→ Exercise instructions
Identify the lines bearing the string "passenger" and gather them.

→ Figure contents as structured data
========
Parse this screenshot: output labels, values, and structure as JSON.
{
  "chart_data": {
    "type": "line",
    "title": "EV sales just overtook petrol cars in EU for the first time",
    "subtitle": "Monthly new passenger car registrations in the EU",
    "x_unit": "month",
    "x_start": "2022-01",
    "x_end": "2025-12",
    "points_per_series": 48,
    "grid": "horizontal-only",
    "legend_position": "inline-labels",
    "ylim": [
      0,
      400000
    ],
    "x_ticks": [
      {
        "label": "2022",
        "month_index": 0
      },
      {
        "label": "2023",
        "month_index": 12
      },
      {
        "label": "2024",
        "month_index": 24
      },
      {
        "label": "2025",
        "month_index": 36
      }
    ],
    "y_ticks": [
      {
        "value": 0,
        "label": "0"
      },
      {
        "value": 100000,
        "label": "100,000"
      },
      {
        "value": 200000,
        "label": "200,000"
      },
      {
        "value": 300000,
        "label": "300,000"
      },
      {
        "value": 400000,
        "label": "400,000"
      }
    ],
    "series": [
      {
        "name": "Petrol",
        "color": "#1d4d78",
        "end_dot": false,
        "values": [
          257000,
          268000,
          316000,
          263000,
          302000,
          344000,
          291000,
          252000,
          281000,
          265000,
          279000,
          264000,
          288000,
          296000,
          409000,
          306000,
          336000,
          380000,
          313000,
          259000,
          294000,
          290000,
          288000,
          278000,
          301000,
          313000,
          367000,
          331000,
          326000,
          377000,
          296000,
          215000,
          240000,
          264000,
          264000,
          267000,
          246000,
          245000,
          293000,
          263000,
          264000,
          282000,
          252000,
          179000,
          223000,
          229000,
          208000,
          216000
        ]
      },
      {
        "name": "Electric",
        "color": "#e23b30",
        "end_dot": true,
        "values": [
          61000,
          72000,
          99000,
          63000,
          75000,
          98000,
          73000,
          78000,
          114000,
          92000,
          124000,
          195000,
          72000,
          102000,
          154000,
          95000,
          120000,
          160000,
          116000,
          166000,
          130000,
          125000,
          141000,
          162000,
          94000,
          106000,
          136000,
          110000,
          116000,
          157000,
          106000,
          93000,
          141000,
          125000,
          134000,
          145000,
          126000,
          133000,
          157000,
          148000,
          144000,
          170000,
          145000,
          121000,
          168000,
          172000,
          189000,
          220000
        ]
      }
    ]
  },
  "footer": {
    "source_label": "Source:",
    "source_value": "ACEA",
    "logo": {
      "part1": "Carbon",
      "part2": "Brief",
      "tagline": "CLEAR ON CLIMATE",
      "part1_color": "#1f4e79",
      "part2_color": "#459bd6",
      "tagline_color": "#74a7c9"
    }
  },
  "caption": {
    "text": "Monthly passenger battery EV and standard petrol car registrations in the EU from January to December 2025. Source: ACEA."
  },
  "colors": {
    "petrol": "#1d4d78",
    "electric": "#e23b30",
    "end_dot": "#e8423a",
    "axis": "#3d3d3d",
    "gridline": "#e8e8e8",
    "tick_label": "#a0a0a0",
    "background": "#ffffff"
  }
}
========
→ Exercise output
    "subtitle": "Monthly new passenger car registrations in the EU",
    "text": "Monthly passenger battery EV and standard petrol car registrations in the EU from January to December 2025. Source: ACEA."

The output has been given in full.